▶ What you need to do
Say how many lines contain the word "JSON" and give no other text.

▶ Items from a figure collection
● ● ●

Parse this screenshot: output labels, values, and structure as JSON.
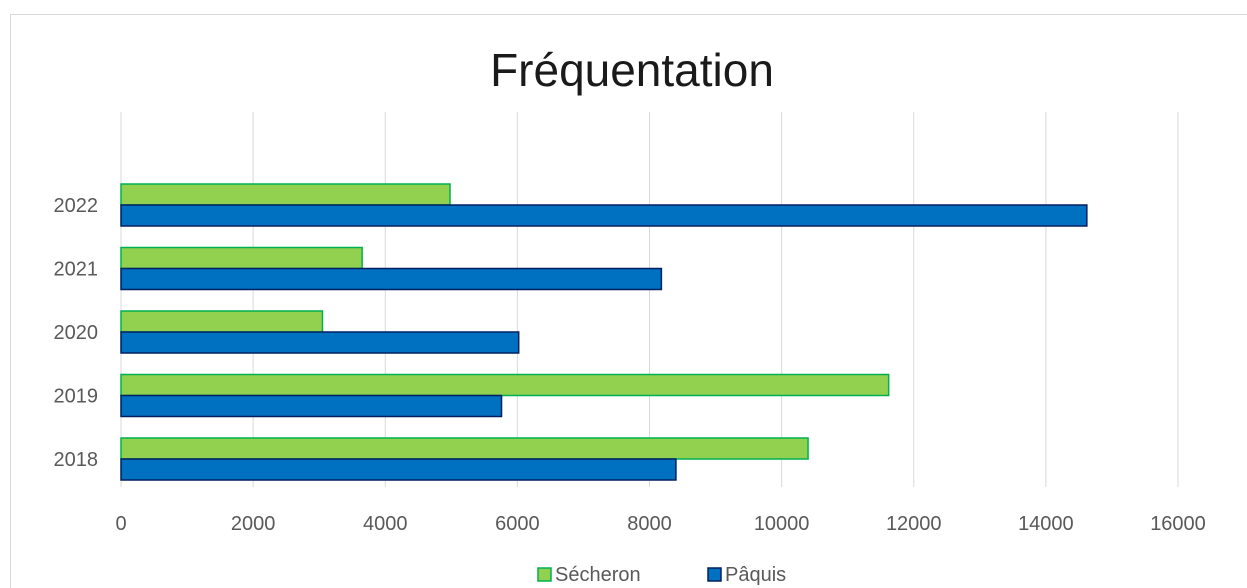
{
  "chart_data": {
    "type": "bar",
    "orientation": "horizontal",
    "title": "Fréquentation",
    "categories": [
      "2018",
      "2019",
      "2020",
      "2021",
      "2022"
    ],
    "series": [
      {
        "name": "Sécheron",
        "values": [
          10400,
          11620,
          3050,
          3650,
          4980
        ],
        "color": "#92d050",
        "border": "#00b050"
      },
      {
        "name": "Pâquis",
        "values": [
          8400,
          5760,
          6020,
          8180,
          14620
        ],
        "color": "#0070c0",
        "border": "#002060"
      }
    ],
    "xlim": [
      0,
      16000
    ],
    "xticks": [
      "0",
      "2000",
      "4000",
      "6000",
      "8000",
      "10000",
      "12000",
      "14000",
      "16000"
    ],
    "grid": true,
    "legend": "bottom"
  }
}
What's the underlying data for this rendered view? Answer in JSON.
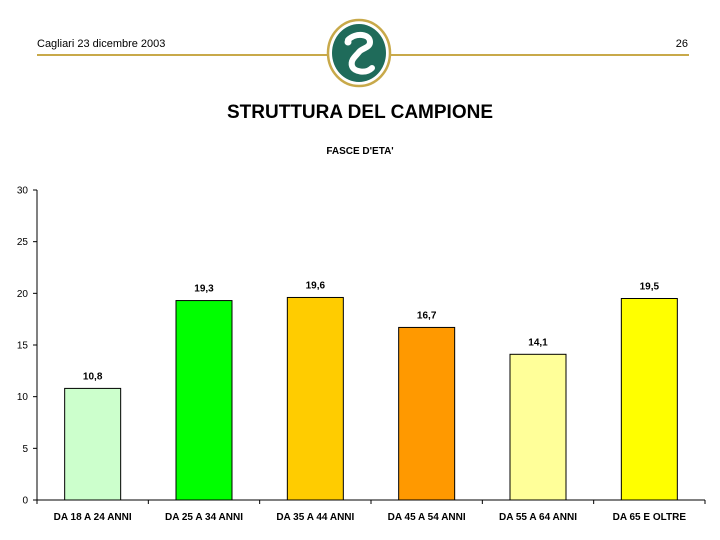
{
  "header": {
    "location_date": "Cagliari 23 dicembre 2003",
    "page_number": "26",
    "rule_color": "#c8a94a",
    "logo_color": "#1f6b5a",
    "logo_ring_color": "#c8a94a"
  },
  "chart_data": {
    "type": "bar",
    "title": "STRUTTURA DEL CAMPIONE",
    "subtitle": "FASCE D'ETA'",
    "categories": [
      "DA 18 A 24 ANNI",
      "DA 25 A 34 ANNI",
      "DA 35 A 44 ANNI",
      "DA 45 A 54 ANNI",
      "DA 55 A 64 ANNI",
      "DA 65 E OLTRE"
    ],
    "values": [
      10.8,
      19.3,
      19.6,
      16.7,
      14.1,
      19.5
    ],
    "value_labels": [
      "10,8",
      "19,3",
      "19,6",
      "16,7",
      "14,1",
      "19,5"
    ],
    "colors": [
      "#ccffcc",
      "#00ff00",
      "#ffcc00",
      "#ff9900",
      "#ffff99",
      "#ffff00"
    ],
    "ylim": [
      0,
      30
    ],
    "yticks": [
      0,
      5,
      10,
      15,
      20,
      25,
      30
    ],
    "grid": false,
    "legend": "none"
  }
}
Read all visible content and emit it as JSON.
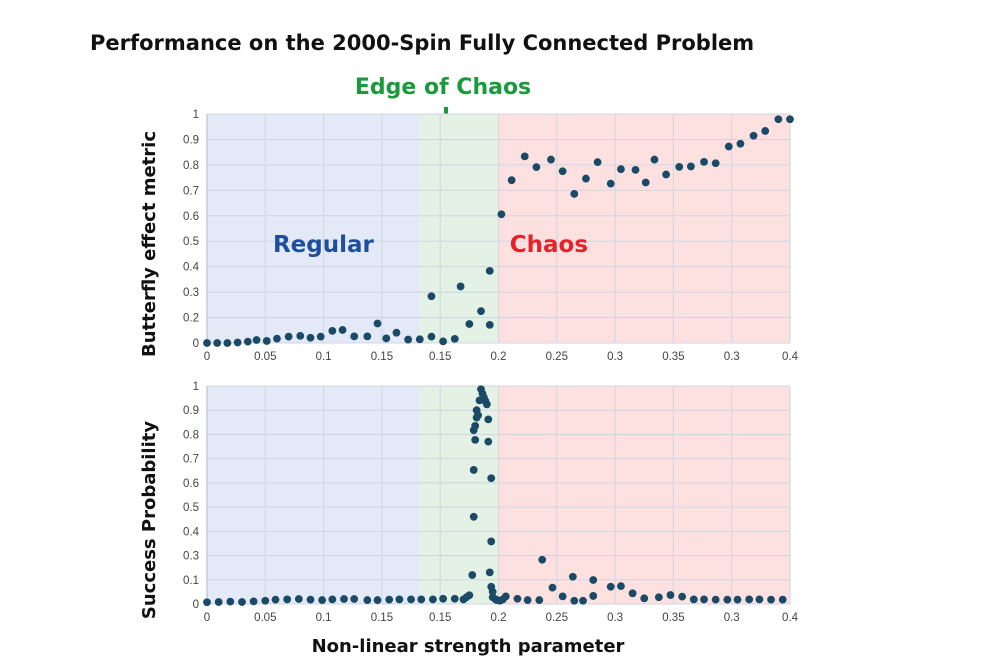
{
  "title": "Performance on the 2000-Spin Fully Connected Problem",
  "annotation": {
    "text": "Edge of Chaos",
    "color": "#1a9a3c",
    "arrow": "down-arrow"
  },
  "xlabel": "Non-linear strength parameter",
  "colors": {
    "dots": "#1b4a66",
    "regular": "#e3e9f6",
    "edge": "#e3f2e5",
    "chaos": "#fde1e1",
    "regular_text": "#1f4e9c",
    "chaos_text": "#e8202a",
    "grid": "#cfd6e2"
  },
  "chart_data": [
    {
      "type": "scatter",
      "ylabel": "Butterfly effect metric",
      "xlim": [
        0,
        0.4
      ],
      "ylim": [
        0,
        1
      ],
      "grid": true,
      "x_tick_labels": [
        "0",
        "0.05",
        "0.1",
        "0.15",
        "0.15",
        "0.2",
        "0.25",
        "0.3",
        "0.35",
        "0.3",
        "0.4"
      ],
      "y_tick_labels": [
        "0",
        "0.2",
        "0.3",
        "0.4",
        "0.5",
        "0.6",
        "0.7",
        "0.8",
        "0.9",
        "1"
      ],
      "regions": [
        {
          "label": "Regular",
          "from": 0,
          "to": 0.146
        },
        {
          "label": "",
          "from": 0.146,
          "to": 0.1995
        },
        {
          "label": "Chaos",
          "from": 0.1995,
          "to": 0.4
        }
      ],
      "points": [
        [
          0,
          0
        ],
        [
          0.007,
          0
        ],
        [
          0.014,
          0
        ],
        [
          0.021,
          0.002
        ],
        [
          0.028,
          0.006
        ],
        [
          0.034,
          0.013
        ],
        [
          0.041,
          0.009
        ],
        [
          0.048,
          0.019
        ],
        [
          0.056,
          0.028
        ],
        [
          0.064,
          0.031
        ],
        [
          0.071,
          0.023
        ],
        [
          0.078,
          0.028
        ],
        [
          0.086,
          0.053
        ],
        [
          0.093,
          0.057
        ],
        [
          0.101,
          0.029
        ],
        [
          0.11,
          0.029
        ],
        [
          0.117,
          0.085
        ],
        [
          0.123,
          0.02
        ],
        [
          0.13,
          0.045
        ],
        [
          0.138,
          0.015
        ],
        [
          0.146,
          0.016
        ],
        [
          0.154,
          0.028
        ],
        [
          0.154,
          0.204
        ],
        [
          0.162,
          0.007
        ],
        [
          0.17,
          0.018
        ],
        [
          0.174,
          0.247
        ],
        [
          0.18,
          0.083
        ],
        [
          0.188,
          0.139
        ],
        [
          0.194,
          0.315
        ],
        [
          0.194,
          0.079
        ],
        [
          0.202,
          0.562
        ],
        [
          0.209,
          0.711
        ],
        [
          0.218,
          0.815
        ],
        [
          0.226,
          0.768
        ],
        [
          0.236,
          0.801
        ],
        [
          0.244,
          0.75
        ],
        [
          0.252,
          0.651
        ],
        [
          0.26,
          0.718
        ],
        [
          0.268,
          0.79
        ],
        [
          0.277,
          0.696
        ],
        [
          0.284,
          0.759
        ],
        [
          0.294,
          0.756
        ],
        [
          0.301,
          0.701
        ],
        [
          0.307,
          0.801
        ],
        [
          0.315,
          0.736
        ],
        [
          0.324,
          0.769
        ],
        [
          0.332,
          0.771
        ],
        [
          0.341,
          0.791
        ],
        [
          0.349,
          0.785
        ],
        [
          0.358,
          0.858
        ],
        [
          0.366,
          0.87
        ],
        [
          0.375,
          0.905
        ],
        [
          0.383,
          0.926
        ],
        [
          0.392,
          0.977
        ],
        [
          0.4,
          0.977
        ]
      ]
    },
    {
      "type": "scatter",
      "ylabel": "Success Probability",
      "xlim": [
        0,
        0.4
      ],
      "ylim": [
        0,
        1
      ],
      "grid": true,
      "x_tick_labels": [
        "0",
        "0.05",
        "0.1",
        "0.15",
        "0.15",
        "0.2",
        "0.25",
        "0.3",
        "0.35",
        "0.3",
        "0.4"
      ],
      "y_tick_labels": [
        "0",
        "0.1",
        "0.3",
        "0.4",
        "0.5",
        "0.6",
        "0.7",
        "0.8",
        "0.9",
        "1"
      ],
      "y_tick_values": [
        0,
        0.1,
        0.3,
        0.4,
        0.5,
        0.6,
        0.7,
        0.8,
        0.9,
        1
      ],
      "regions": [
        {
          "label": "",
          "from": 0,
          "to": 0.146
        },
        {
          "label": "",
          "from": 0.146,
          "to": 0.1995
        },
        {
          "label": "",
          "from": 0.1995,
          "to": 0.4
        }
      ],
      "points": [
        [
          0,
          0.008
        ],
        [
          0.008,
          0.009
        ],
        [
          0.016,
          0.011
        ],
        [
          0.024,
          0.009
        ],
        [
          0.032,
          0.012
        ],
        [
          0.04,
          0.015
        ],
        [
          0.047,
          0.02
        ],
        [
          0.055,
          0.021
        ],
        [
          0.063,
          0.023
        ],
        [
          0.071,
          0.02
        ],
        [
          0.079,
          0.018
        ],
        [
          0.086,
          0.021
        ],
        [
          0.094,
          0.023
        ],
        [
          0.101,
          0.023
        ],
        [
          0.11,
          0.018
        ],
        [
          0.117,
          0.018
        ],
        [
          0.125,
          0.02
        ],
        [
          0.132,
          0.021
        ],
        [
          0.14,
          0.021
        ],
        [
          0.147,
          0.021
        ],
        [
          0.155,
          0.021
        ],
        [
          0.162,
          0.024
        ],
        [
          0.17,
          0.024
        ],
        [
          0.176,
          0.021
        ],
        [
          0.178,
          0.031
        ],
        [
          0.18,
          0.04
        ],
        [
          0.182,
          0.133
        ],
        [
          0.183,
          0.615
        ],
        [
          0.183,
          0.4
        ],
        [
          0.184,
          0.753
        ],
        [
          0.183,
          0.797
        ],
        [
          0.184,
          0.817
        ],
        [
          0.185,
          0.855
        ],
        [
          0.185,
          0.889
        ],
        [
          0.186,
          0.866
        ],
        [
          0.187,
          0.934
        ],
        [
          0.188,
          0.985
        ],
        [
          0.189,
          0.965
        ],
        [
          0.19,
          0.947
        ],
        [
          0.191,
          0.931
        ],
        [
          0.192,
          0.916
        ],
        [
          0.193,
          0.847
        ],
        [
          0.193,
          0.745
        ],
        [
          0.194,
          0.145
        ],
        [
          0.195,
          0.287
        ],
        [
          0.195,
          0.577
        ],
        [
          0.195,
          0.079
        ],
        [
          0.196,
          0.056
        ],
        [
          0.196,
          0.031
        ],
        [
          0.198,
          0.021
        ],
        [
          0.199,
          0.018
        ],
        [
          0.201,
          0.015
        ],
        [
          0.203,
          0.021
        ],
        [
          0.205,
          0.035
        ],
        [
          0.213,
          0.024
        ],
        [
          0.22,
          0.018
        ],
        [
          0.228,
          0.018
        ],
        [
          0.23,
          0.203
        ],
        [
          0.237,
          0.075
        ],
        [
          0.244,
          0.035
        ],
        [
          0.251,
          0.125
        ],
        [
          0.252,
          0.015
        ],
        [
          0.258,
          0.015
        ],
        [
          0.265,
          0.037
        ],
        [
          0.265,
          0.11
        ],
        [
          0.277,
          0.079
        ],
        [
          0.284,
          0.082
        ],
        [
          0.292,
          0.049
        ],
        [
          0.3,
          0.026
        ],
        [
          0.31,
          0.031
        ],
        [
          0.318,
          0.041
        ],
        [
          0.326,
          0.034
        ],
        [
          0.334,
          0.021
        ],
        [
          0.341,
          0.021
        ],
        [
          0.349,
          0.02
        ],
        [
          0.357,
          0.02
        ],
        [
          0.364,
          0.02
        ],
        [
          0.372,
          0.021
        ],
        [
          0.379,
          0.021
        ],
        [
          0.387,
          0.02
        ],
        [
          0.395,
          0.02
        ]
      ]
    }
  ]
}
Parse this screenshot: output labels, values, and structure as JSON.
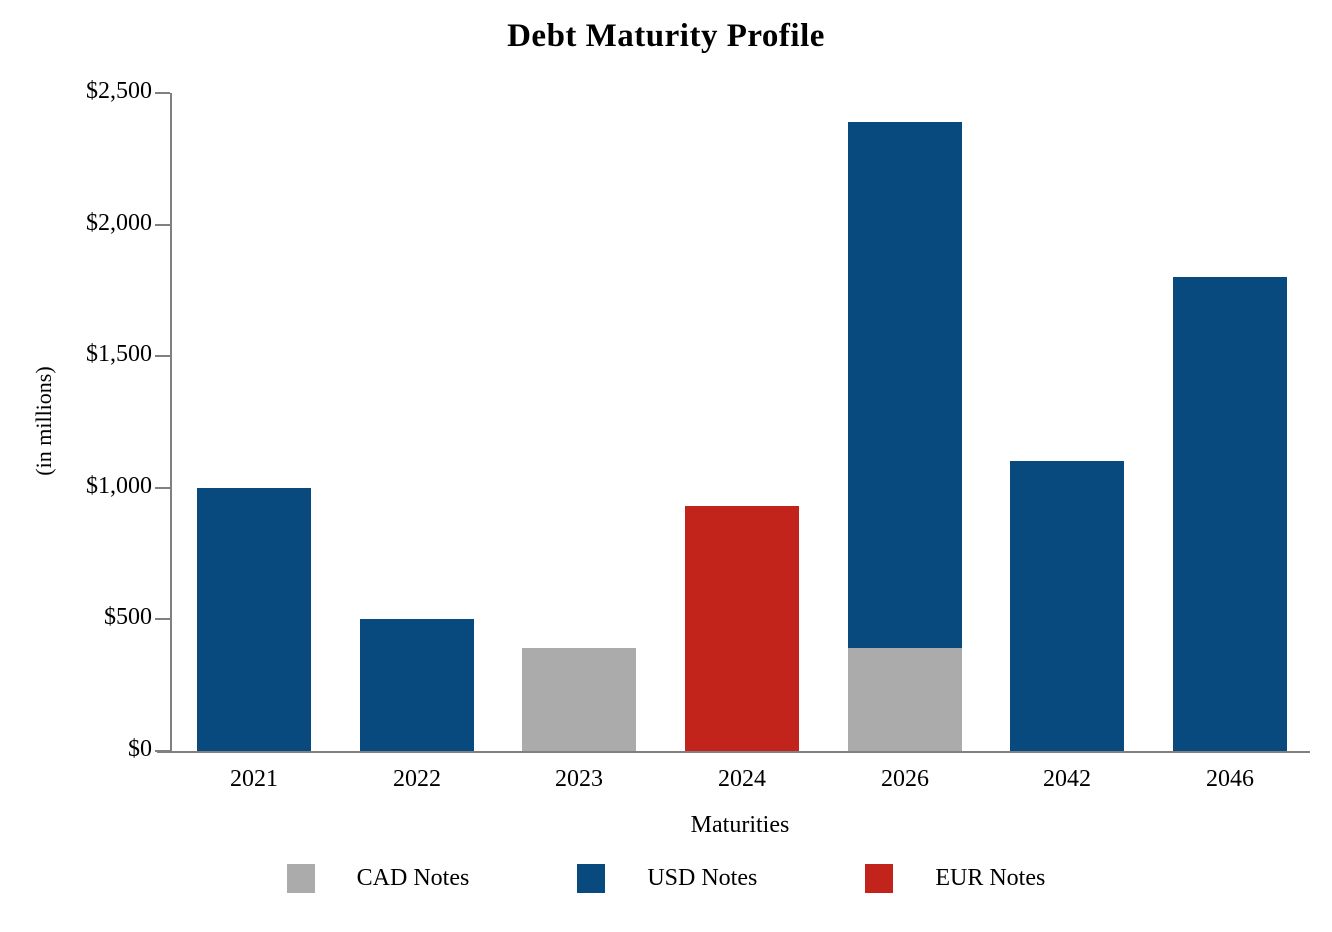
{
  "title": "Debt Maturity Profile",
  "chart_data": {
    "type": "bar",
    "stacked": true,
    "title": "Debt Maturity Profile",
    "xlabel": "Maturities",
    "ylabel": "(in millions)",
    "categories": [
      "2021",
      "2022",
      "2023",
      "2024",
      "2026",
      "2042",
      "2046"
    ],
    "series": [
      {
        "name": "CAD Notes",
        "color": "#ABABAB",
        "values": [
          0,
          0,
          390,
          0,
          390,
          0,
          0
        ]
      },
      {
        "name": "USD Notes",
        "color": "#084A7D",
        "values": [
          1000,
          500,
          0,
          0,
          2000,
          1100,
          1800
        ]
      },
      {
        "name": "EUR Notes",
        "color": "#C2231A",
        "values": [
          0,
          0,
          0,
          930,
          0,
          0,
          0
        ]
      }
    ],
    "ylim": [
      0,
      2500
    ],
    "yticks": [
      0,
      500,
      1000,
      1500,
      2000,
      2500
    ],
    "ytick_labels": [
      "$0",
      "$500",
      "$1,000",
      "$1,500",
      "$2,000",
      "$2,500"
    ],
    "grid": false,
    "legend_position": "bottom",
    "axis_color": "#808080",
    "text_color": "#000000"
  }
}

● ● ●

▶ Solution to the exercise
4